[Stored data]

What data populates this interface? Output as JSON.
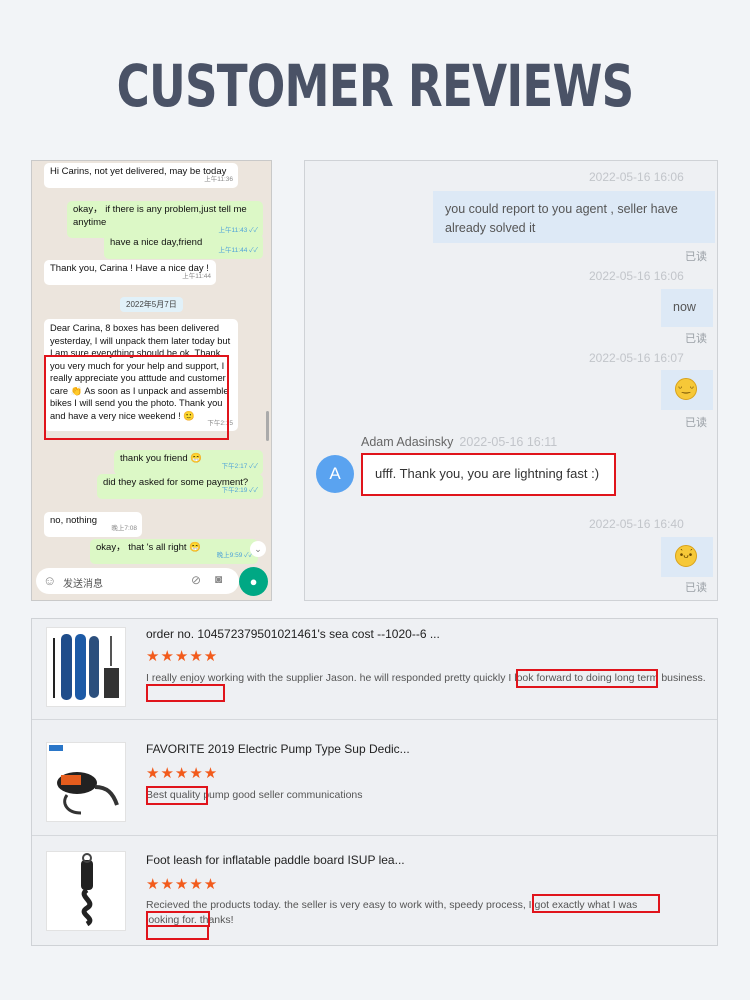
{
  "page": {
    "title": "CUSTOMER REVIEWS"
  },
  "whatsapp": {
    "messages": [
      {
        "text": "Hi Carins, not yet delivered, may be today",
        "time": "上午11:36"
      },
      {
        "text": "okay， if there is any problem,just tell me anytime",
        "time": "上午11:43 ✓✓"
      },
      {
        "text": "have a nice day,friend",
        "time": "上午11:44 ✓✓"
      },
      {
        "text": "Thank you, Carina ! Have a nice day !",
        "time": "上午11:44"
      },
      {
        "text": "Dear Carina, 8 boxes has been delivered yesterday, I will unpack them later today but I am sure everything should be ok. Thank you very much for your help and support, I really appreciate you atttude and customer care 👏 As soon as I unpack and assemble bikes I will send you the photo. Thank you and have a very nice weekend ! 🙂",
        "time": "下午2:15"
      },
      {
        "text": "thank you friend 😁",
        "time": "下午2:17 ✓✓"
      },
      {
        "text": "did they asked for some payment?",
        "time": "下午2:19 ✓✓"
      },
      {
        "text": "no, nothing",
        "time": "晚上7:08"
      },
      {
        "text": "okay， that 's all right 😁",
        "time": "晚上9:59 ✓✓"
      }
    ],
    "date_chip": "2022年5月7日",
    "input_placeholder": "发送消息",
    "icons": {
      "emoji": "smile-icon",
      "attach": "paperclip-icon",
      "camera": "camera-icon",
      "mic": "mic-icon"
    }
  },
  "chat": {
    "entries": [
      {
        "time": "2022-05-16 16:06",
        "text": "you could report to you agent , seller have already solved it",
        "status": "已读"
      },
      {
        "time": "2022-05-16 16:06",
        "text": "now",
        "status": "已读"
      },
      {
        "time": "2022-05-16 16:07",
        "text": "",
        "status": "已读"
      },
      {
        "time": "2022-05-16 16:40",
        "text": "",
        "status": "已读"
      }
    ],
    "incoming": {
      "name": "Adam Adasinsky",
      "time": "2022-05-16 16:11",
      "avatar": "A",
      "text": "ufff. Thank you, you are lightning fast :)"
    }
  },
  "reviews": [
    {
      "title": "order no. 104572379501021461's sea cost --1020--6 ...",
      "stars": "★★★★★",
      "rating": 5,
      "text": "I really enjoy working with the supplier Jason. he will responded pretty quickly I look forward to doing long term business."
    },
    {
      "title": "FAVORITE 2019 Electric Pump Type Sup Dedic...",
      "stars": "★★★★★",
      "rating": 5,
      "text": "Best quality pump good seller communications"
    },
    {
      "title": "Foot leash for inflatable paddle board ISUP lea...",
      "stars": "★★★★★",
      "rating": 5,
      "text": "Recieved the products today. the seller is very easy to work with, speedy process, I got exactly what  I was looking for. thanks!"
    }
  ],
  "colors": {
    "highlight": "#e0141b",
    "star": "#f25b1c",
    "title": "#4a5266",
    "wa_out": "#dcf8c6",
    "avatar": "#5aa3f0"
  }
}
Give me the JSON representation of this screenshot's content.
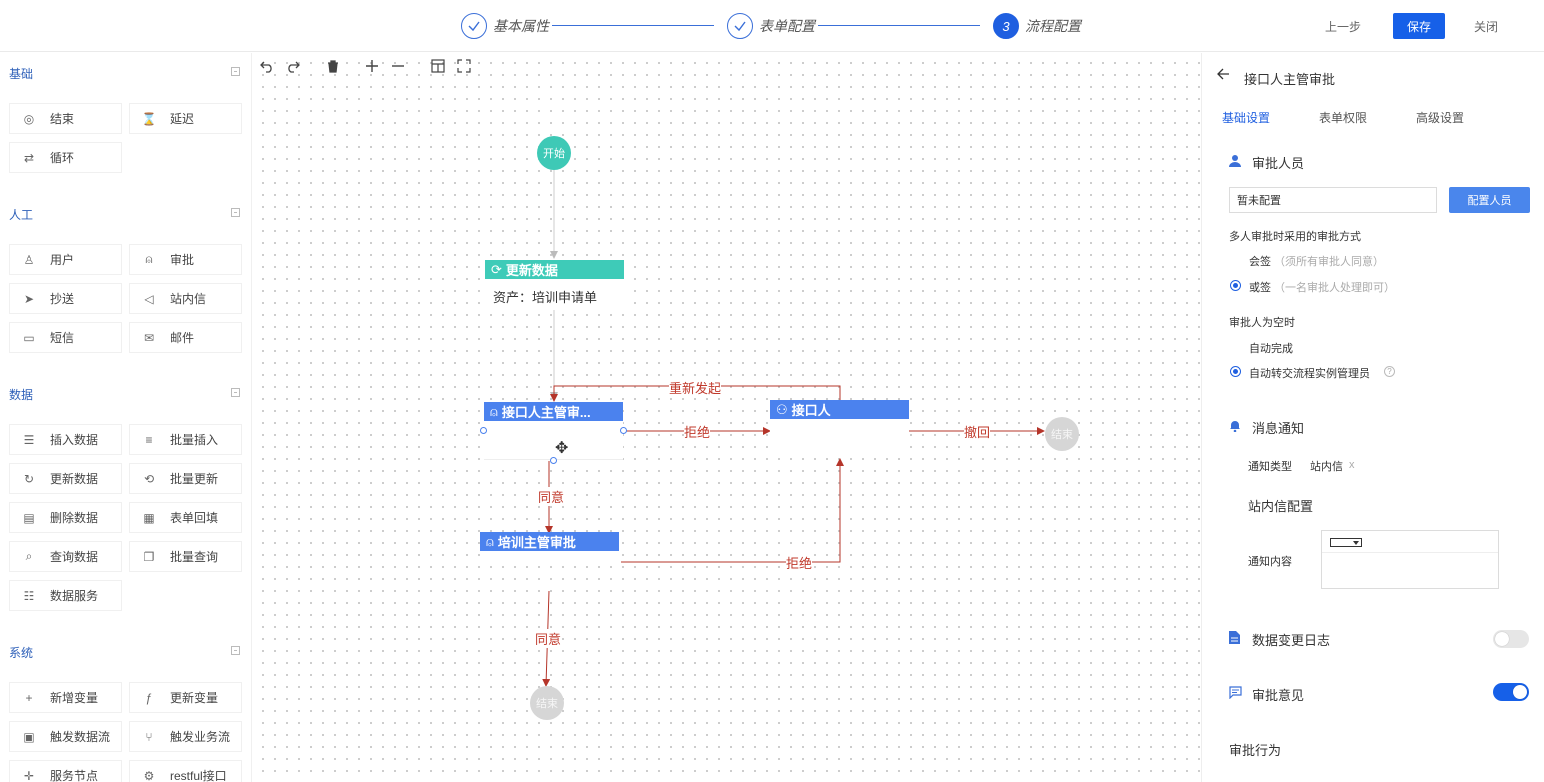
{
  "stepper": {
    "steps": [
      {
        "label": "基本属性",
        "state": "done"
      },
      {
        "label": "表单配置",
        "state": "done"
      },
      {
        "label": "流程配置",
        "state": "active",
        "number": "3"
      }
    ],
    "prev_label": "上一步",
    "save_label": "保存",
    "close_label": "关闭"
  },
  "palette": {
    "groups": [
      {
        "title": "基础",
        "items": [
          {
            "label": "结束",
            "icon": "end-circle-icon"
          },
          {
            "label": "延迟",
            "icon": "hourglass-icon"
          },
          {
            "label": "循环",
            "icon": "loop-icon"
          }
        ]
      },
      {
        "title": "人工",
        "items": [
          {
            "label": "用户",
            "icon": "user-icon"
          },
          {
            "label": "审批",
            "icon": "approve-stamp-icon"
          },
          {
            "label": "抄送",
            "icon": "cursor-icon"
          },
          {
            "label": "站内信",
            "icon": "speaker-icon"
          },
          {
            "label": "短信",
            "icon": "sms-icon"
          },
          {
            "label": "邮件",
            "icon": "mail-icon"
          }
        ]
      },
      {
        "title": "数据",
        "items": [
          {
            "label": "插入数据",
            "icon": "insert-icon"
          },
          {
            "label": "批量插入",
            "icon": "batch-insert-icon"
          },
          {
            "label": "更新数据",
            "icon": "refresh-icon"
          },
          {
            "label": "批量更新",
            "icon": "batch-refresh-icon"
          },
          {
            "label": "删除数据",
            "icon": "trash-icon"
          },
          {
            "label": "表单回填",
            "icon": "form-icon"
          },
          {
            "label": "查询数据",
            "icon": "search-icon"
          },
          {
            "label": "批量查询",
            "icon": "copy-icon"
          },
          {
            "label": "数据服务",
            "icon": "database-icon"
          }
        ]
      },
      {
        "title": "系统",
        "items": [
          {
            "label": "新增变量",
            "icon": "plus-icon"
          },
          {
            "label": "更新变量",
            "icon": "function-icon"
          },
          {
            "label": "触发数据流",
            "icon": "dataflow-icon"
          },
          {
            "label": "触发业务流",
            "icon": "bizflow-icon"
          },
          {
            "label": "服务节点",
            "icon": "service-icon"
          },
          {
            "label": "restful接口",
            "icon": "api-icon"
          }
        ]
      }
    ]
  },
  "toolbar": {
    "tools": [
      "undo-icon",
      "redo-icon",
      "delete-icon",
      "zoom-in-icon",
      "zoom-out-icon",
      "layout-icon",
      "fullscreen-icon"
    ]
  },
  "flow": {
    "start_label": "开始",
    "end_label": "结束",
    "update_node": {
      "title": "更新数据",
      "body": "资产：培训申请单"
    },
    "approve_node": {
      "title": "接口人主管审..."
    },
    "contact_node": {
      "title": "接口人"
    },
    "train_node": {
      "title": "培训主管审批"
    },
    "edges": {
      "resubmit": "重新发起",
      "reject1": "拒绝",
      "withdraw": "撤回",
      "agree1": "同意",
      "reject2": "拒绝",
      "agree2": "同意"
    },
    "colors": {
      "start": "#3ec9b6",
      "task": "#4b82ee",
      "edge_red": "#c0392b"
    }
  },
  "panel": {
    "title": "接口人主管审批",
    "tabs": [
      "基础设置",
      "表单权限",
      "高级设置"
    ],
    "approver_section": "审批人员",
    "approver_value": "暂未配置",
    "config_button": "配置人员",
    "multi_mode_label": "多人审批时采用的审批方式",
    "mode_options": [
      {
        "label": "会签",
        "hint": "（须所有审批人同意）",
        "checked": false
      },
      {
        "label": "或签",
        "hint": "（一名审批人处理即可）",
        "checked": true
      }
    ],
    "empty_label": "审批人为空时",
    "empty_options": [
      {
        "label": "自动完成",
        "checked": false
      },
      {
        "label": "自动转交流程实例管理员",
        "checked": true
      }
    ],
    "notify_section": "消息通知",
    "notify_type_label": "通知类型",
    "notify_type_value": "站内信",
    "notify_type_remove": "x",
    "inmail_config": "站内信配置",
    "notify_content_label": "通知内容",
    "log_section": "数据变更日志",
    "log_enabled": false,
    "opinion_section": "审批意见",
    "opinion_enabled": true,
    "behavior_section": "审批行为"
  }
}
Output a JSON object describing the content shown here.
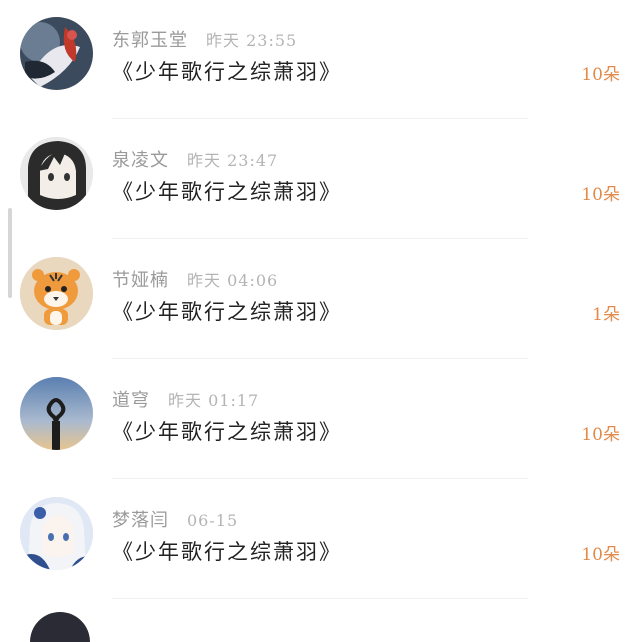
{
  "comments": [
    {
      "name": "东郭玉堂",
      "time": "昨天 23:55",
      "title": "《少年歌行之综萧羽》",
      "count": "10朵",
      "avatar_icon": "ink-art-avatar"
    },
    {
      "name": "泉凌文",
      "time": "昨天 23:47",
      "title": "《少年歌行之综萧羽》",
      "count": "10朵",
      "avatar_icon": "anime-girl-avatar"
    },
    {
      "name": "节娅楠",
      "time": "昨天 04:06",
      "title": "《少年歌行之综萧羽》",
      "count": "1朵",
      "avatar_icon": "tiger-avatar"
    },
    {
      "name": "道穹",
      "time": "昨天 01:17",
      "title": "《少年歌行之综萧羽》",
      "count": "10朵",
      "avatar_icon": "heart-sky-avatar"
    },
    {
      "name": "梦落闫",
      "time": "06-15",
      "title": "《少年歌行之综萧羽》",
      "count": "10朵",
      "avatar_icon": "anime-white-hair-avatar"
    }
  ],
  "colors": {
    "count": "#e38a4a",
    "name": "#9a9a9a",
    "title": "#222222"
  }
}
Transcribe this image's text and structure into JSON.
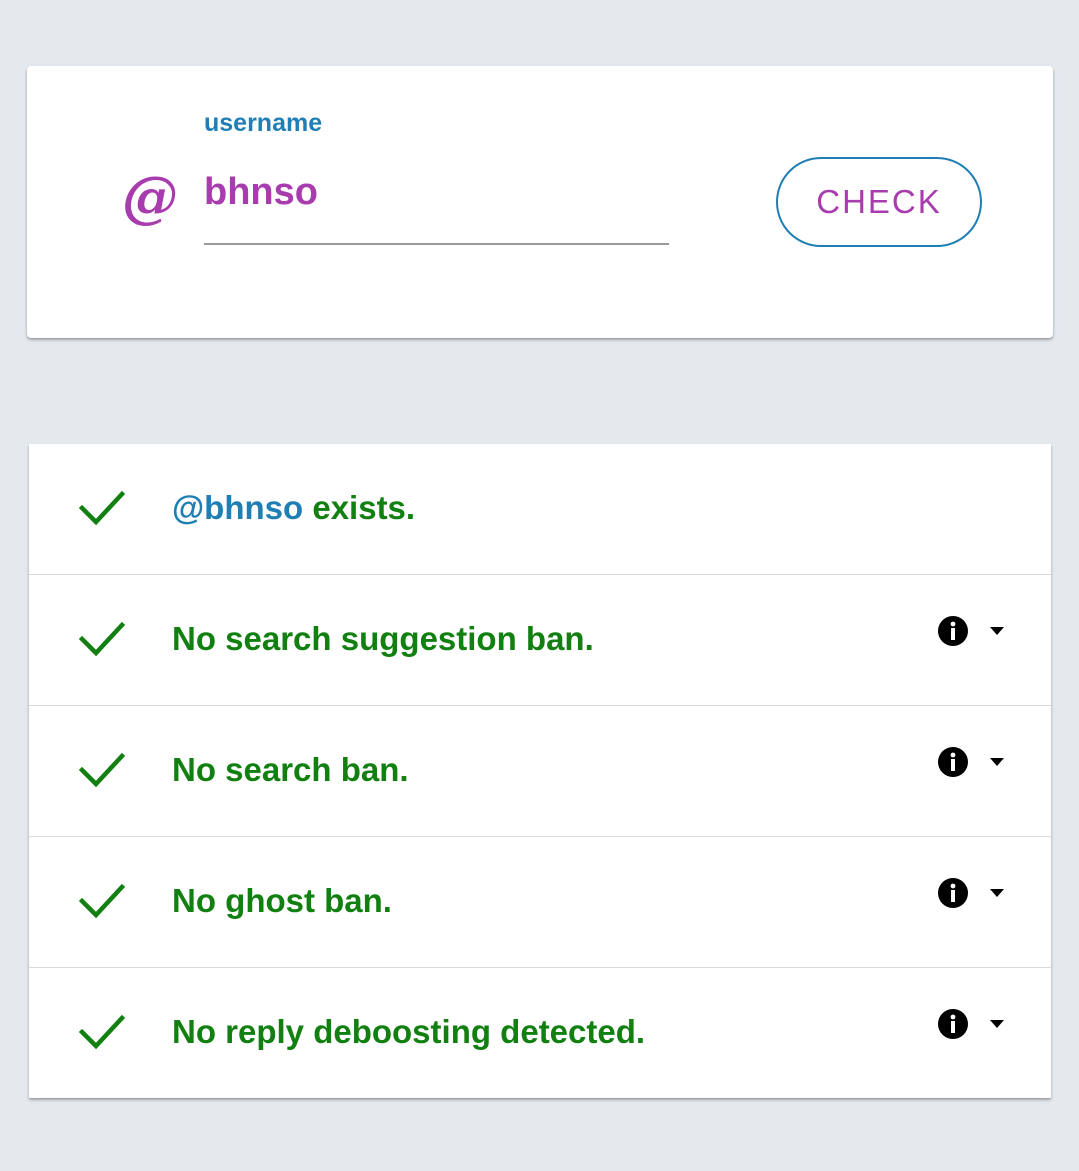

### SHORT PROBLEM
Above are the records; copy every line in them that holds the word "okay".

### SOLVED EXERCISE
        "text": "okay， if there is any problem,just tell me anytime",
        "text": "okay， that 's all right 😁",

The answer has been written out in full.